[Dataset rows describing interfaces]
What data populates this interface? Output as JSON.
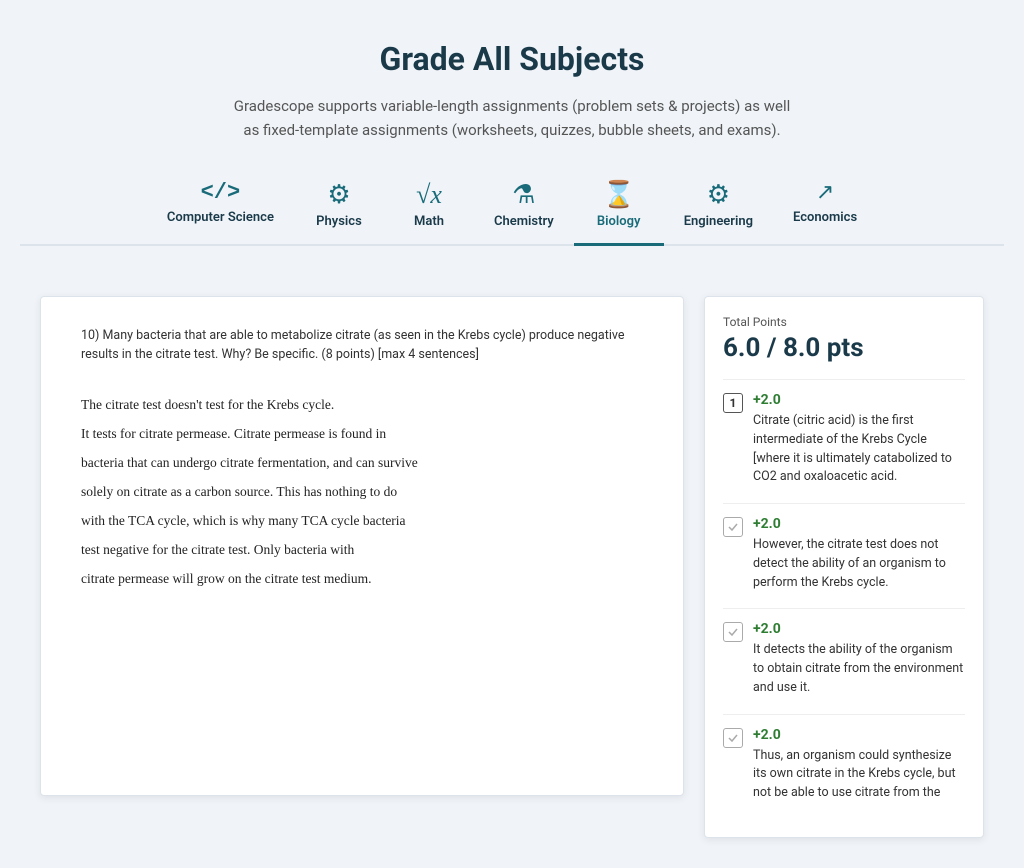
{
  "header": {
    "title": "Grade All Subjects",
    "subtitle": "Gradescope supports variable-length assignments (problem sets & projects) as well as fixed-template assignments (worksheets, quizzes, bubble sheets, and exams)."
  },
  "tabs": [
    {
      "id": "cs",
      "label": "Computer Science",
      "icon": "cs",
      "active": false
    },
    {
      "id": "physics",
      "label": "Physics",
      "icon": "physics",
      "active": false
    },
    {
      "id": "math",
      "label": "Math",
      "icon": "math",
      "active": false
    },
    {
      "id": "chemistry",
      "label": "Chemistry",
      "icon": "chemistry",
      "active": false
    },
    {
      "id": "biology",
      "label": "Biology",
      "icon": "biology",
      "active": true
    },
    {
      "id": "engineering",
      "label": "Engineering",
      "icon": "engineering",
      "active": false
    },
    {
      "id": "economics",
      "label": "Economics",
      "icon": "economics",
      "active": false
    }
  ],
  "question": {
    "number": "10",
    "text": "Many bacteria that are able to metabolize citrate (as seen in the Krebs cycle) produce negative results in the citrate test. Why? Be specific. (8 points) [max 4 sentences]"
  },
  "handwritten_answer": [
    "The citrate test doesn't test for the Krebs cycle.",
    "It tests for citrate permease. Citrate permease is found in",
    "bacteria that can undergo citrate fermentation, and can survive",
    "solely on citrate as a carbon source. This has nothing to do",
    "with the TCA cycle, which is why many TCA cycle bacteria",
    "test negative for the citrate test. Only bacteria with",
    "citrate permease will grow on the citrate test medium."
  ],
  "grading": {
    "total_label": "Total Points",
    "total_value": "6.0 / 8.0 pts",
    "rubric_items": [
      {
        "id": 1,
        "checkbox_type": "number",
        "checkbox_value": "1",
        "points": "+2.0",
        "text": "Citrate (citric acid) is the first intermediate of the Krebs Cycle [where it is ultimately catabolized to CO2 and oxaloacetic acid."
      },
      {
        "id": 2,
        "checkbox_type": "check",
        "checkbox_value": "",
        "points": "+2.0",
        "text": "However, the citrate test does not detect the ability of an organism to perform the Krebs cycle."
      },
      {
        "id": 3,
        "checkbox_type": "check",
        "checkbox_value": "",
        "points": "+2.0",
        "text": "It detects the ability of the organism to obtain citrate from the environment and use it."
      },
      {
        "id": 4,
        "checkbox_type": "check",
        "checkbox_value": "",
        "points": "+2.0",
        "text": "Thus, an organism could synthesize its own citrate in the Krebs cycle, but not be able to use citrate from the"
      }
    ]
  }
}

- **Work item**: Could you restate the entries word for word, skipping any pictures?

- **Problem solution**:
What data populates this interface? Output as JSON.
{
  "header": {
    "title": "Grade All Subjects",
    "subtitle": "Gradescope supports variable-length assignments (problem sets & projects) as well as fixed-template assignments (worksheets, quizzes, bubble sheets, and exams)."
  },
  "tabs": [
    {
      "id": "cs",
      "label": "Computer Science",
      "icon": "cs",
      "active": false
    },
    {
      "id": "physics",
      "label": "Physics",
      "icon": "physics",
      "active": false
    },
    {
      "id": "math",
      "label": "Math",
      "icon": "math",
      "active": false
    },
    {
      "id": "chemistry",
      "label": "Chemistry",
      "icon": "chemistry",
      "active": false
    },
    {
      "id": "biology",
      "label": "Biology",
      "icon": "biology",
      "active": true
    },
    {
      "id": "engineering",
      "label": "Engineering",
      "icon": "engineering",
      "active": false
    },
    {
      "id": "economics",
      "label": "Economics",
      "icon": "economics",
      "active": false
    }
  ],
  "question": {
    "number": "10",
    "text": "Many bacteria that are able to metabolize citrate (as seen in the Krebs cycle) produce negative results in the citrate test. Why? Be specific. (8 points) [max 4 sentences]"
  },
  "handwritten_answer": [
    "The citrate test doesn't test for the Krebs cycle.",
    "It tests for citrate permease. Citrate permease is found in",
    "bacteria that can undergo citrate fermentation, and can survive",
    "solely on citrate as a carbon source. This has nothing to do",
    "with the TCA cycle, which is why many TCA cycle bacteria",
    "test negative for the citrate test. Only bacteria with",
    "citrate permease will grow on the citrate test medium."
  ],
  "grading": {
    "total_label": "Total Points",
    "total_value": "6.0 / 8.0 pts",
    "rubric_items": [
      {
        "id": 1,
        "checkbox_type": "number",
        "checkbox_value": "1",
        "points": "+2.0",
        "text": "Citrate (citric acid) is the first intermediate of the Krebs Cycle [where it is ultimately catabolized to CO2 and oxaloacetic acid."
      },
      {
        "id": 2,
        "checkbox_type": "check",
        "checkbox_value": "",
        "points": "+2.0",
        "text": "However, the citrate test does not detect the ability of an organism to perform the Krebs cycle."
      },
      {
        "id": 3,
        "checkbox_type": "check",
        "checkbox_value": "",
        "points": "+2.0",
        "text": "It detects the ability of the organism to obtain citrate from the environment and use it."
      },
      {
        "id": 4,
        "checkbox_type": "check",
        "checkbox_value": "",
        "points": "+2.0",
        "text": "Thus, an organism could synthesize its own citrate in the Krebs cycle, but not be able to use citrate from the"
      }
    ]
  }
}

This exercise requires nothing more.